WHAT IS ASKED. Copy each line of the listing below exactly.

DATA FOR THIS TASK.

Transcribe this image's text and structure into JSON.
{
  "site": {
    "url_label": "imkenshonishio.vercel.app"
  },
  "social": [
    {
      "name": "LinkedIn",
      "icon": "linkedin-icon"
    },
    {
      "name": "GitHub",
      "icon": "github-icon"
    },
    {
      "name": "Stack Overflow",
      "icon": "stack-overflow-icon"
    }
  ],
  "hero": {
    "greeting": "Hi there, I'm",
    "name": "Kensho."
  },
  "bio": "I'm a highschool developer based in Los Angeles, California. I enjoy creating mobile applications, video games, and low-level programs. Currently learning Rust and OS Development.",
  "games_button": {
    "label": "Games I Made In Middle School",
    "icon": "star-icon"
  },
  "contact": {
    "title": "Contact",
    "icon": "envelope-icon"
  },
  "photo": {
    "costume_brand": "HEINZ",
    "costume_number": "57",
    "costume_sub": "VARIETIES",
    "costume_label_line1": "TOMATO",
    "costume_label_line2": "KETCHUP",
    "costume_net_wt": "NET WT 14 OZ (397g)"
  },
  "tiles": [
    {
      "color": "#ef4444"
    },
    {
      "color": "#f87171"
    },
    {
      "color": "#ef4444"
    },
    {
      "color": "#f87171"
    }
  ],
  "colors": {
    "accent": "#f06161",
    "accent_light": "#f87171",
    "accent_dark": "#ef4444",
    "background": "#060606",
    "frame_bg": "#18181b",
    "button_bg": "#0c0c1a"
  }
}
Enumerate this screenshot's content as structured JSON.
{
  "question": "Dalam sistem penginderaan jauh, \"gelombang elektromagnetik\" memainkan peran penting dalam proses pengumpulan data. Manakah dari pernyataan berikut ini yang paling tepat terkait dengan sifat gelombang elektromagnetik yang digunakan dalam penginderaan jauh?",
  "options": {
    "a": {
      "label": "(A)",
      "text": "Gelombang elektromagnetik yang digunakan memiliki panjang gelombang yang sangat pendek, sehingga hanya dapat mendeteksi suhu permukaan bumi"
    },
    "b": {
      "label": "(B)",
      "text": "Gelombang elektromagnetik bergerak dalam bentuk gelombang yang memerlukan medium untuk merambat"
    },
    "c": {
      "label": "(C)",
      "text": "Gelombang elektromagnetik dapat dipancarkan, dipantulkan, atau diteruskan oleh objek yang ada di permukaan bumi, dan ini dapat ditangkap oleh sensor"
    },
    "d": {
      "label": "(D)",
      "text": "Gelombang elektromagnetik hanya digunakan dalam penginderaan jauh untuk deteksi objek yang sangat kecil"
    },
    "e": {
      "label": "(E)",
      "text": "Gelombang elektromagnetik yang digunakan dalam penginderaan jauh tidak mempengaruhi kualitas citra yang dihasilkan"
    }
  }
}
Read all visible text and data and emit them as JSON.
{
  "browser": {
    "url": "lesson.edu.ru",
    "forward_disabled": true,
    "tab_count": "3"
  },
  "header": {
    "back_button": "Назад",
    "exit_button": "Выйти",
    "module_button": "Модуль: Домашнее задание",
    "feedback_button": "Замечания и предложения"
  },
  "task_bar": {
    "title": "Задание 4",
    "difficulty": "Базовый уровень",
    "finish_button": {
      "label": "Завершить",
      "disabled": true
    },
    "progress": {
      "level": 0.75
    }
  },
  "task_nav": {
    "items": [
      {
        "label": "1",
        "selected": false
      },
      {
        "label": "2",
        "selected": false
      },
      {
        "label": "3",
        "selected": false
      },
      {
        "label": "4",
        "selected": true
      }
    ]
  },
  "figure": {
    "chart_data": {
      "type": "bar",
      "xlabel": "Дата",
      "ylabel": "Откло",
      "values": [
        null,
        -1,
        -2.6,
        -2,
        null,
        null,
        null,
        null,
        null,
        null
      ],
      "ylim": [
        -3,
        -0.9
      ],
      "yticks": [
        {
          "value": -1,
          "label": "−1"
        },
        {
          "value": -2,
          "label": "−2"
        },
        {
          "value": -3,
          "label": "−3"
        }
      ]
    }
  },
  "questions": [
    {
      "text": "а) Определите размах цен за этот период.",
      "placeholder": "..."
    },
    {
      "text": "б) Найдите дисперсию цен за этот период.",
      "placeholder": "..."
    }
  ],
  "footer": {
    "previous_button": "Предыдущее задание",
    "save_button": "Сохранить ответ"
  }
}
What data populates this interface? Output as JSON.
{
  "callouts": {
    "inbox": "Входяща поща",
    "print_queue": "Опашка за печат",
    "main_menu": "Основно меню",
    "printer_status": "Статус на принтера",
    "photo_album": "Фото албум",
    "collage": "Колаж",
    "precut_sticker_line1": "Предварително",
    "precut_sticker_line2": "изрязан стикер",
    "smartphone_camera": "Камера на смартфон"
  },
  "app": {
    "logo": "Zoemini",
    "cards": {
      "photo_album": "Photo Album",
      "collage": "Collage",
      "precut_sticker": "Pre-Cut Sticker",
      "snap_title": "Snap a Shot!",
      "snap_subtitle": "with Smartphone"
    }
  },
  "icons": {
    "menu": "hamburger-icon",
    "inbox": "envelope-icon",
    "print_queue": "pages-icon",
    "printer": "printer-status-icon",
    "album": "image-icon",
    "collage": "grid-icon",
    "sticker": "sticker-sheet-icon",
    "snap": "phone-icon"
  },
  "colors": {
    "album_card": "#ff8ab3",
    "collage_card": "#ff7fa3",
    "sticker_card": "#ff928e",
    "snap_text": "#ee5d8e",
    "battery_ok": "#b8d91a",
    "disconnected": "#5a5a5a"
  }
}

OUTPUT OF THE EXERCISE.
Transcribe this image's text and structure into JSON.
{
  "site": {
    "url_label": "imkenshonishio.vercel.app"
  },
  "social": [
    {
      "name": "LinkedIn",
      "icon": "linkedin-icon"
    },
    {
      "name": "GitHub",
      "icon": "github-icon"
    },
    {
      "name": "Stack Overflow",
      "icon": "stack-overflow-icon"
    }
  ],
  "hero": {
    "greeting": "Hi there, I'm",
    "name": "Kensho."
  },
  "bio": "I'm a highschool developer based in Los Angeles, California. I enjoy creating mobile applications, video games, and low-level programs. Currently learning Rust and OS Development.",
  "games_button": {
    "label": "Games I Made In Middle School",
    "icon": "star-icon"
  },
  "contact": {
    "title": "Contact",
    "icon": "envelope-icon"
  },
  "photo": {
    "costume_brand": "HEINZ",
    "costume_number": "57",
    "costume_sub": "VARIETIES",
    "costume_label_line1": "TOMATO",
    "costume_label_line2": "KETCHUP",
    "costume_net_wt": "NET WT 14 OZ (397g)"
  },
  "tiles": [
    {
      "color": "#ef4444"
    },
    {
      "color": "#f87171"
    },
    {
      "color": "#ef4444"
    },
    {
      "color": "#f87171"
    }
  ],
  "colors": {
    "accent": "#f06161",
    "accent_light": "#f87171",
    "accent_dark": "#ef4444",
    "background": "#060606",
    "frame_bg": "#18181b",
    "button_bg": "#0c0c1a"
  }
}
Enumerate this screenshot's content as structured JSON.
{
  "question": "Dalam sistem penginderaan jauh, \"gelombang elektromagnetik\" memainkan peran penting dalam proses pengumpulan data. Manakah dari pernyataan berikut ini yang paling tepat terkait dengan sifat gelombang elektromagnetik yang digunakan dalam penginderaan jauh?",
  "options": {
    "a": {
      "label": "(A)",
      "text": "Gelombang elektromagnetik yang digunakan memiliki panjang gelombang yang sangat pendek, sehingga hanya dapat mendeteksi suhu permukaan bumi"
    },
    "b": {
      "label": "(B)",
      "text": "Gelombang elektromagnetik bergerak dalam bentuk gelombang yang memerlukan medium untuk merambat"
    },
    "c": {
      "label": "(C)",
      "text": "Gelombang elektromagnetik dapat dipancarkan, dipantulkan, atau diteruskan oleh objek yang ada di permukaan bumi, dan ini dapat ditangkap oleh sensor"
    },
    "d": {
      "label": "(D)",
      "text": "Gelombang elektromagnetik hanya digunakan dalam penginderaan jauh untuk deteksi objek yang sangat kecil"
    },
    "e": {
      "label": "(E)",
      "text": "Gelombang elektromagnetik yang digunakan dalam penginderaan jauh tidak mempengaruhi kualitas citra yang dihasilkan"
    }
  }
}
Read all visible text and data and emit them as JSON.
{
  "browser": {
    "url": "lesson.edu.ru",
    "forward_disabled": true,
    "tab_count": "3"
  },
  "header": {
    "back_button": "Назад",
    "exit_button": "Выйти",
    "module_button": "Модуль: Домашнее задание",
    "feedback_button": "Замечания и предложения"
  },
  "task_bar": {
    "title": "Задание 4",
    "difficulty": "Базовый уровень",
    "finish_button": {
      "label": "Завершить",
      "disabled": true
    },
    "progress": {
      "level": 0.75
    }
  },
  "task_nav": {
    "items": [
      {
        "label": "1",
        "selected": false
      },
      {
        "label": "2",
        "selected": false
      },
      {
        "label": "3",
        "selected": false
      },
      {
        "label": "4",
        "selected": true
      }
    ]
  },
  "figure": {
    "chart_data": {
      "type": "bar",
      "xlabel": "Дата",
      "ylabel": "Откло",
      "values": [
        null,
        -1,
        -2.6,
        -2,
        null,
        null,
        null,
        null,
        null,
        null
      ],
      "ylim": [
        -3,
        -0.9
      ],
      "yticks": [
        {
          "value": -1,
          "label": "−1"
        },
        {
          "value": -2,
          "label": "−2"
        },
        {
          "value": -3,
          "label": "−3"
        }
      ]
    }
  },
  "questions": [
    {
      "text": "а) Определите размах цен за этот период.",
      "placeholder": "..."
    },
    {
      "text": "б) Найдите дисперсию цен за этот период.",
      "placeholder": "..."
    }
  ],
  "footer": {
    "previous_button": "Предыдущее задание",
    "save_button": "Сохранить ответ"
  }
}
What data populates this interface? Output as JSON.
{
  "callouts": {
    "inbox": "Входяща поща",
    "print_queue": "Опашка за печат",
    "main_menu": "Основно меню",
    "printer_status": "Статус на принтера",
    "photo_album": "Фото албум",
    "collage": "Колаж",
    "precut_sticker_line1": "Предварително",
    "precut_sticker_line2": "изрязан стикер",
    "smartphone_camera": "Камера на смартфон"
  },
  "app": {
    "logo": "Zoemini",
    "cards": {
      "photo_album": "Photo Album",
      "collage": "Collage",
      "precut_sticker": "Pre-Cut Sticker",
      "snap_title": "Snap a Shot!",
      "snap_subtitle": "with Smartphone"
    }
  },
  "icons": {
    "menu": "hamburger-icon",
    "inbox": "envelope-icon",
    "print_queue": "pages-icon",
    "printer": "printer-status-icon",
    "album": "image-icon",
    "collage": "grid-icon",
    "sticker": "sticker-sheet-icon",
    "snap": "phone-icon"
  },
  "colors": {
    "album_card": "#ff8ab3",
    "collage_card": "#ff7fa3",
    "sticker_card": "#ff928e",
    "snap_text": "#ee5d8e",
    "battery_ok": "#b8d91a",
    "disconnected": "#5a5a5a"
  }
}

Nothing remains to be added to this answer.